— Text block —
<<<<

In addition to managing the ski shop, Tyler Van Degrift was an enthusiastic advocate of ski activities all over Southern California. In December 1936, at the organization of the Long Beach Ski Club, he showed ski movies and lectured on local snow conditions and other topics of interest to novice skiers. He donated the first ski trophy ever awarded in Southern California, for the San Antonio Downhill in 1936. In 1938, when the Ski Mountaineers were attempting to raise funds for the Walter Mosauer Memorial Lodge on San
Gorgonio, Van Degrift reserved a local theater and presented a ski movie for the club’s benefit.

In the late 1930s and early 1940s, Van Degrift’s organized the first Southern California ski trips to Western resorts such as Yosemite; Alta, Utah; and Sun Valley, Idaho. A 1940 train to Sun Valley, carrying 54 skiers, was the first ski train that traveled from Los Angeles to the Idaho resort.

In 1942, longtime Los Angeles Times columnist Lee Shippey wrote, “If the United States Army has to have ski troops it may get many of them from Southern California, where the roses bloom all winter. For skiing has suddenly become the popular winter sport here, and throughout California. Tyler Van Degrift, who knows more about skiing than anyone else here except his wife, Ethel Severson Van Degrift, estimates that there are more than 1,000 or more ski clubs in California.”

As skiing grew in popularity, so, too, did the Ski Hut. By 1950, Van Degrift leased three adjoining spaces at 715, 717 and 719 West 7th Street, giving Van Degrift’s Ski Hut a 62-foot-long retail storefront. A 1951 Los Angeles Times ad announced that the shop has “America’s largest and finest assortment of imported and American made ski boots,” listing Molitor, Henke, Bally, Bergmann, Bass, Tyrol, Chippewa, Le Trappeur and Mt. Tremblant as brands carried.

The store continued its popularity for nearly three decades and established the template for ski shops that would follow in the 1950s and 1960s. An open house was usually held in the fall, giving customers the opportunity to see the season’s new equipment. Occasionally a well-known ski personality would be on hand to talk about the latest news in gear or resort developments. Yosemite’s Nic Fiore was the special guest for the October 30, 1959, affair. Luminaries from all over California and the West attended, including Tommi Tyndall, founder of Snow Summit; Stan Mullin, pioneer of California skiing; Clarita Heath Bright, member of the 1936 U.S. women’s Olympic ski team; her brother Ed Heath, ski instructor; Sigi Engl, instructor at Sun Valley; ski-school innovator Doug Pfeiffer and Howard More, owner of Table Mountain/Ski Sunrise.

>>>>

— Requirement 1 —
Reproduce word for word the part of the passage on Van Degrift's Ski Hut that begins at "In the late" and stops after "the Idaho resort.".
— Requirement 2 —
In the passage on Van Degrift's Ski Hut, how many skiers were aboard the 1940 train to Sun Valley?
— Requirement 3 —
Carry on the passage on Van Degrift's Ski Hut from its final sentence.

— Dataset —
<<<<

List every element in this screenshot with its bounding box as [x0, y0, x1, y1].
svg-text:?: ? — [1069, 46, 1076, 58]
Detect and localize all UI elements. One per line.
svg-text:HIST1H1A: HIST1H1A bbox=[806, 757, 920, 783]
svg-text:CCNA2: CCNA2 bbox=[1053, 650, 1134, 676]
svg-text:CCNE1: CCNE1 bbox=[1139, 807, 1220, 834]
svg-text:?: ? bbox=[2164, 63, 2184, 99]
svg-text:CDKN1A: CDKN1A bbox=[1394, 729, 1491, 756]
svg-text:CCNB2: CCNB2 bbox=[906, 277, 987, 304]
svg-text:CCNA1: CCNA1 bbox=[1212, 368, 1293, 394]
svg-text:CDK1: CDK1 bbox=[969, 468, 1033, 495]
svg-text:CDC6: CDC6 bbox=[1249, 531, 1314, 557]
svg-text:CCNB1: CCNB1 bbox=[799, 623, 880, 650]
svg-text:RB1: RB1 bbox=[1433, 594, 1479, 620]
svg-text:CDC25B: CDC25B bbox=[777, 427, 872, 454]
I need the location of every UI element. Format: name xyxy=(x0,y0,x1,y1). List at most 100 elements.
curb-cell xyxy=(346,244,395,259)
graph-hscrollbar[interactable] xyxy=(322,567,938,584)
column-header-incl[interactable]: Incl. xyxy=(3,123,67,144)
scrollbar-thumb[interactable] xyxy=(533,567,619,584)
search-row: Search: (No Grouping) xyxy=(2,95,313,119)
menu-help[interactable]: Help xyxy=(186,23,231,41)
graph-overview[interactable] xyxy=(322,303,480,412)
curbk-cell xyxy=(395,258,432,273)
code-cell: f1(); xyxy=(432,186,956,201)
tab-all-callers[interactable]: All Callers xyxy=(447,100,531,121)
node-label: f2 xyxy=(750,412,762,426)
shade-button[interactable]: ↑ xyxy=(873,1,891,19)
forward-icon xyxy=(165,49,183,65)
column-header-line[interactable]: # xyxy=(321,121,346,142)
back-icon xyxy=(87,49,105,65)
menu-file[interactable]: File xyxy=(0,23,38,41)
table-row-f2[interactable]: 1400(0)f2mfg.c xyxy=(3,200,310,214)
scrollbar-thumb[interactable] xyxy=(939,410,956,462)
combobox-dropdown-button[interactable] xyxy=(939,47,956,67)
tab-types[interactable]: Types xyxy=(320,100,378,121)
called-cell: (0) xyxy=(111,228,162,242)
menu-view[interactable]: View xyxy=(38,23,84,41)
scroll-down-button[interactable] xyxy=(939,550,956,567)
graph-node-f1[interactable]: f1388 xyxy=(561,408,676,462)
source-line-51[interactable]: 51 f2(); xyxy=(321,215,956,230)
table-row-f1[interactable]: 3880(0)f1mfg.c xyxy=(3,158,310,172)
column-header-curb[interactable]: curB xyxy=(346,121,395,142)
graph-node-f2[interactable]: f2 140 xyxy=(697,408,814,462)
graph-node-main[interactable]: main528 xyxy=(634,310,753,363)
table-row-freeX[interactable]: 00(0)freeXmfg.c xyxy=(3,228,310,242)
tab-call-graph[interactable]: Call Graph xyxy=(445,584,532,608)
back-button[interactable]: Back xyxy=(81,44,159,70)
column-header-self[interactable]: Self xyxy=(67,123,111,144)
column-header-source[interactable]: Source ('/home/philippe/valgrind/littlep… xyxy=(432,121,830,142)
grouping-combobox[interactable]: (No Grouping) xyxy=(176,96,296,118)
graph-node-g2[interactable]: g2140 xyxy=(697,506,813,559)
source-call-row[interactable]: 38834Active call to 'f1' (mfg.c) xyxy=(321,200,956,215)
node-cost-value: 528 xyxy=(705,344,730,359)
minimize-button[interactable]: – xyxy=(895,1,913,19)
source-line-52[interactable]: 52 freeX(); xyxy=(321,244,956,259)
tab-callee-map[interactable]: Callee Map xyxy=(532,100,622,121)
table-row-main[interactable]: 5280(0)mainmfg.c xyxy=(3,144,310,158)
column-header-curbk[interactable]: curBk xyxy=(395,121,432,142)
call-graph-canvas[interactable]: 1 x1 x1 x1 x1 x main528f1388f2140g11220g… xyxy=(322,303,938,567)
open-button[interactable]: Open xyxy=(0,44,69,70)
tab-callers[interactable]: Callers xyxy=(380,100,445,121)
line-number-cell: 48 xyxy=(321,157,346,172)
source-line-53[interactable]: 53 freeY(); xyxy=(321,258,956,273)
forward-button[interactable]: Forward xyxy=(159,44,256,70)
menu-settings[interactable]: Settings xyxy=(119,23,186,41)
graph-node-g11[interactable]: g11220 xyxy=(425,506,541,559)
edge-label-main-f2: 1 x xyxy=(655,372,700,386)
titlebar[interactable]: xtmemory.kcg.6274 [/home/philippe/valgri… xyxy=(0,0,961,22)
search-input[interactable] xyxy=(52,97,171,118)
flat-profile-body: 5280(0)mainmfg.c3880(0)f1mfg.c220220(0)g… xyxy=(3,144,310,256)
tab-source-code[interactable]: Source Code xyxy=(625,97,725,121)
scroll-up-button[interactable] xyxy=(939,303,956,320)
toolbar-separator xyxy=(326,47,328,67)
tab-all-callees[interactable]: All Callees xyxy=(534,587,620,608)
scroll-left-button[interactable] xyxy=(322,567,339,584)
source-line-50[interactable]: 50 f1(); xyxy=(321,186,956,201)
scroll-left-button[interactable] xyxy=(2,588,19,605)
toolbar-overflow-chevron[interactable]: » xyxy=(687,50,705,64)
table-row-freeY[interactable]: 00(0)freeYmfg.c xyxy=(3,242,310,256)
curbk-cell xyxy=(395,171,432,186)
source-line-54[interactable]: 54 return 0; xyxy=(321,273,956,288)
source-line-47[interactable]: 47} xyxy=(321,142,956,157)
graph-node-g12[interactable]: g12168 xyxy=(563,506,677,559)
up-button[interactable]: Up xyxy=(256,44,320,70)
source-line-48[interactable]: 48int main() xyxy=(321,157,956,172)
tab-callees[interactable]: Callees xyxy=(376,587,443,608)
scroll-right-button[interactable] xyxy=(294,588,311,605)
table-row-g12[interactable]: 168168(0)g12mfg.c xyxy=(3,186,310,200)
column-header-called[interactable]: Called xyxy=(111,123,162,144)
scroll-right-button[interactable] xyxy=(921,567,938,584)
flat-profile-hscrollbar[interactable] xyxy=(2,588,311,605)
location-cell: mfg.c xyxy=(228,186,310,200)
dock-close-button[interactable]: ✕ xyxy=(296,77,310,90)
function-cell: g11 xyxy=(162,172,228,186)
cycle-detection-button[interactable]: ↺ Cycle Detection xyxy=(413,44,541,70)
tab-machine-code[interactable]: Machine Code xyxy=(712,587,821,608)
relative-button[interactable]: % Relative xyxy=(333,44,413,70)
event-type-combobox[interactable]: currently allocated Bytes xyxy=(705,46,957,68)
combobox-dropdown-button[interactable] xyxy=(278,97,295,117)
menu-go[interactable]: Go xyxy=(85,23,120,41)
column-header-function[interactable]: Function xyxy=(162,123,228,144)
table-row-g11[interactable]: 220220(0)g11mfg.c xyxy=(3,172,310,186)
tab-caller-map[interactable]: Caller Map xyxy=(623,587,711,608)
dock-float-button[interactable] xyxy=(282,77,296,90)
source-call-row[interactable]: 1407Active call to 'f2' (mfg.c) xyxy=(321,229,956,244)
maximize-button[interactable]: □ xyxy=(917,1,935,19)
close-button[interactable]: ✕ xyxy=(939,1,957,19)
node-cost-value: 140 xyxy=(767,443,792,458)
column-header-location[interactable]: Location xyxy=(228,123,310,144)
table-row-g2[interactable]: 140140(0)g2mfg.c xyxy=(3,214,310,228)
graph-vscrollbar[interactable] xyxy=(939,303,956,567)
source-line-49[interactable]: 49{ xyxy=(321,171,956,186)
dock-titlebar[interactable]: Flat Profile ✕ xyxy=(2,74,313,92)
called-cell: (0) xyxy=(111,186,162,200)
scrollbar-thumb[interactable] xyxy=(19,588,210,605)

>>>>

— Task result 1 —
In the late 1930s and early 1940s, Van Degrift’s organized the first Southern California ski trips to Western resorts such as Yosemite; Alta, Utah; and Sun Valley, Idaho. A 1940 train to Sun Valley, carrying 54 skiers, was the first ski train that traveled from Los Angeles to the Idaho resort.

— Task result 2 —
54 skiers.

— Task result 3 —
Van Degrift's health began to decline in 1954, and after a prolonged illness he passed away in 1957, at the age of 66. As his health declined, so, too, did his ability to commit to the operation of the Ski Hut. Ethel tried to keep the business afloat, but while she was coping with the loss of Tyler, she was also raising two young sons and continuing her writing career. Business was not robust enough for the shop to remain viable. Ethel closed its doors in 1960.

Tyler and Ethel Van Degrift made an extraordinary impact on skiing in Southern California. She wrote “Ski Slants,” a regular column in the Los Angeles Times, from 1939 through 1954, except for three years during the war. People could read about skiing and ski areas in “Ski Slants,” then visit Van Degrift’s Ski Hut for equipment, supplies and advice. It is safe to say that Tyler and Ethel informed, educated and influenced more Southern California skiers in the 1930s and 1940s than anyone else.

In his March 2007 article in Skiing Heritage (now Skiing History) about 1950s and 1960s ski shops, Seth Masia wrote, “For most longtime skiers, their first exposure to the sport wasn’t through a ski school or even a ski resort. It was at a ski shop.” That was never truer than with Van Degrift’s Ski Hut, a pioneering shop that served thousands of skiers before the prominence of organized ski schools and the proliferation of resorts. 

For more than 20 years, award-winning ski historian and author Ingrid P. Wicken has chronicled the history of skiing in California. She is the founder and director of the California Ski Library, the largest private ski library and archive in the world.